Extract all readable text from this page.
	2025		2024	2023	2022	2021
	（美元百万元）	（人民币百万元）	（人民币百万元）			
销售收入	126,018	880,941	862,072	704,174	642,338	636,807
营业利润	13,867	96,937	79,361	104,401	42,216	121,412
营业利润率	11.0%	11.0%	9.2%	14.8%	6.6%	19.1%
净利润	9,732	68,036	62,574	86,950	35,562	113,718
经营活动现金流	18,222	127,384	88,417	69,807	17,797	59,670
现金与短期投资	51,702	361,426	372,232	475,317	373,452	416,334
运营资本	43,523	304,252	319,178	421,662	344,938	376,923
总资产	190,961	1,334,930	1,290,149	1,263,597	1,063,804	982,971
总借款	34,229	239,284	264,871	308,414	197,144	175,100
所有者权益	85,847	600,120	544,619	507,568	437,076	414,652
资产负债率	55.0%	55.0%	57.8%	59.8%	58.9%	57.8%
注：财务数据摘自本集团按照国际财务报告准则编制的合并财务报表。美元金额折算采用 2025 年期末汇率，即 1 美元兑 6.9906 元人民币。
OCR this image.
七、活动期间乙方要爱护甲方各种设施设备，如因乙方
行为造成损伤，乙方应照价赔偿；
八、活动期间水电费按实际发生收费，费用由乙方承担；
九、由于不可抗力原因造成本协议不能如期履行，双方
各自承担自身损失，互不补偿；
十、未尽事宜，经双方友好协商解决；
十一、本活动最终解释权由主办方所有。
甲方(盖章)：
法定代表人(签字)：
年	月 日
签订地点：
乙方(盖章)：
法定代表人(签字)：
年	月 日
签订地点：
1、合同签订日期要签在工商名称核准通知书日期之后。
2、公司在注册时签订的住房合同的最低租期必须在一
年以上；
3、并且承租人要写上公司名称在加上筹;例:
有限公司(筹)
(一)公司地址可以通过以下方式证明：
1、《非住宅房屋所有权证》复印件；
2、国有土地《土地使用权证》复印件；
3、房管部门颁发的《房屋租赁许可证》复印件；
______________________________
Show the data once more, exactly as it was written.

Extract all readable text from this page.
	2025		2024	2023	2022	2021
	（美元百万元）	（人民币百万元）	（人民币百万元）			
销售收入	126,018	880,941	862,072	704,174	642,338	636,807
营业利润	13,867	96,937	79,361	104,401	42,216	121,412
营业利润率	11.0%	11.0%	9.2%	14.8%	6.6%	19.1%
净利润	9,732	68,036	62,574	86,950	35,562	113,718
经营活动现金流	18,222	127,384	88,417	69,807	17,797	59,670
现金与短期投资	51,702	361,426	372,232	475,317	373,452	416,334
运营资本	43,523	304,252	319,178	421,662	344,938	376,923
总资产	190,961	1,334,930	1,290,149	1,263,597	1,063,804	982,971
总借款	34,229	239,284	264,871	308,414	197,144	175,100
所有者权益	85,847	600,120	544,619	507,568	437,076	414,652
资产负债率	55.0%	55.0%	57.8%	59.8%	58.9%	57.8%
注：财务数据摘自本集团按照国际财务报告准则编制的合并财务报表。美元金额折算采用 2025 年期末汇率，即 1 美元兑 6.9906 元人民币。
OCR this image.
七、活动期间乙方要爱护甲方各种设施设备，如因乙方
行为造成损伤，乙方应照价赔偿；
八、活动期间水电费按实际发生收费，费用由乙方承担；
九、由于不可抗力原因造成本协议不能如期履行，双方
各自承担自身损失，互不补偿；
十、未尽事宜，经双方友好协商解决；
十一、本活动最终解释权由主办方所有。
甲方(盖章)：
法定代表人(签字)：
年	月 日
签订地点：
乙方(盖章)：
法定代表人(签字)：
年	月 日
签订地点：
1、合同签订日期要签在工商名称核准通知书日期之后。
2、公司在注册时签订的住房合同的最低租期必须在一
年以上；
3、并且承租人要写上公司名称在加上筹;例:
有限公司(筹)
(一)公司地址可以通过以下方式证明：
1、《非住宅房屋所有权证》复印件；
2、国有土地《土地使用权证》复印件；
3、房管部门颁发的《房屋租赁许可证》复印件；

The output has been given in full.